**Aim of the task:** Please work out how many lines in the material contain "ΔABC" and give only that figure.

**Records supplied:**
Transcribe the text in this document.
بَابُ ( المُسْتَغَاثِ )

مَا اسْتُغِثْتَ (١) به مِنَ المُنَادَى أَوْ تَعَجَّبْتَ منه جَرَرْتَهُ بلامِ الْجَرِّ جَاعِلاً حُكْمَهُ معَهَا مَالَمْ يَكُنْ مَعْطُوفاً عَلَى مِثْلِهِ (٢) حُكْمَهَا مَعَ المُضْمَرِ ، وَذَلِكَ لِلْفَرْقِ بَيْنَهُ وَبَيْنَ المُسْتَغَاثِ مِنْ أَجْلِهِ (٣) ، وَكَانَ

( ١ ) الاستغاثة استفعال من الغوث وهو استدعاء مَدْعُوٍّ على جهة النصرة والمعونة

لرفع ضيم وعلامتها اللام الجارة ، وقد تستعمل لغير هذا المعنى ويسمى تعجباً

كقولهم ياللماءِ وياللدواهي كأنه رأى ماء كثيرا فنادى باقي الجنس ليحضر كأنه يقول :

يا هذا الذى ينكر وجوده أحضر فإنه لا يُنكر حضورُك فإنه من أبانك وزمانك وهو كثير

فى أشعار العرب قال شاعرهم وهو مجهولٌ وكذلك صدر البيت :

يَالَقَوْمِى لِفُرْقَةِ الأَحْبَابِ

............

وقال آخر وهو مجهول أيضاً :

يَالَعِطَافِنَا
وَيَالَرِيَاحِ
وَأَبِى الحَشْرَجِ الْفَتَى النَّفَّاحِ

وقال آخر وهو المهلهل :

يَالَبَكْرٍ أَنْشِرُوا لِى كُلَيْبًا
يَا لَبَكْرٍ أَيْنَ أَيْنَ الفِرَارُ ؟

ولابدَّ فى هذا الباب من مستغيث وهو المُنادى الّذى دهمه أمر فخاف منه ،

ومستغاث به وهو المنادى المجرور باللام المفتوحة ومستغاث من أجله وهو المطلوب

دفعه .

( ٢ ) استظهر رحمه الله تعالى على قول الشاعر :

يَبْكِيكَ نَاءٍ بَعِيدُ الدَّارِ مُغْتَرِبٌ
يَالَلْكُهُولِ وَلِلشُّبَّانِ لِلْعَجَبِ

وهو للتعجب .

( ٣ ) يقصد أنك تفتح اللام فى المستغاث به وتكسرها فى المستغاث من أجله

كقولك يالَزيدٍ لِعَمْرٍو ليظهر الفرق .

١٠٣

--

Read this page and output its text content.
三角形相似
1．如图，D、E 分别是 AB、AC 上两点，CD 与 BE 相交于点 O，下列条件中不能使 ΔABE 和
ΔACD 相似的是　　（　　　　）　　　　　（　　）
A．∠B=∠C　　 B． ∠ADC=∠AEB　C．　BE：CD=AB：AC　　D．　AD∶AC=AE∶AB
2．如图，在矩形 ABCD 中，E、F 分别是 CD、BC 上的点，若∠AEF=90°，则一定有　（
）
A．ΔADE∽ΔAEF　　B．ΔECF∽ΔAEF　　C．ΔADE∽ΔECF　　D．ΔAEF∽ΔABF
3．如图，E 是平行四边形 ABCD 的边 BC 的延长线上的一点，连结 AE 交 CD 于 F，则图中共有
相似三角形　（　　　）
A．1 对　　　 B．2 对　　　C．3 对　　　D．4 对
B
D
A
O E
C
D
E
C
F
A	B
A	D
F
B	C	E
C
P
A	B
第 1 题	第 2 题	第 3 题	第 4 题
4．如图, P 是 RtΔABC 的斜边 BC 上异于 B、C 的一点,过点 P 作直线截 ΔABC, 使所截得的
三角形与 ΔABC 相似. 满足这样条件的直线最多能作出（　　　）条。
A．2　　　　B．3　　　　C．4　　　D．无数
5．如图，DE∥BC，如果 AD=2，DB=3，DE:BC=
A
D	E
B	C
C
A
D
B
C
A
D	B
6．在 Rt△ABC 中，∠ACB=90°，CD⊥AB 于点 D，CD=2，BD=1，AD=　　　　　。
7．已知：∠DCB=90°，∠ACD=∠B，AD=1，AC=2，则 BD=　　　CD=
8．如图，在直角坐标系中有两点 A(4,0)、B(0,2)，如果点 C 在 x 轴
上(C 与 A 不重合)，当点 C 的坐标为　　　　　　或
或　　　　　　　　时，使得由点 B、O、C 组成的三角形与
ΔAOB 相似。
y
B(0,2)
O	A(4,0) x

**Solution to this exercise:** 2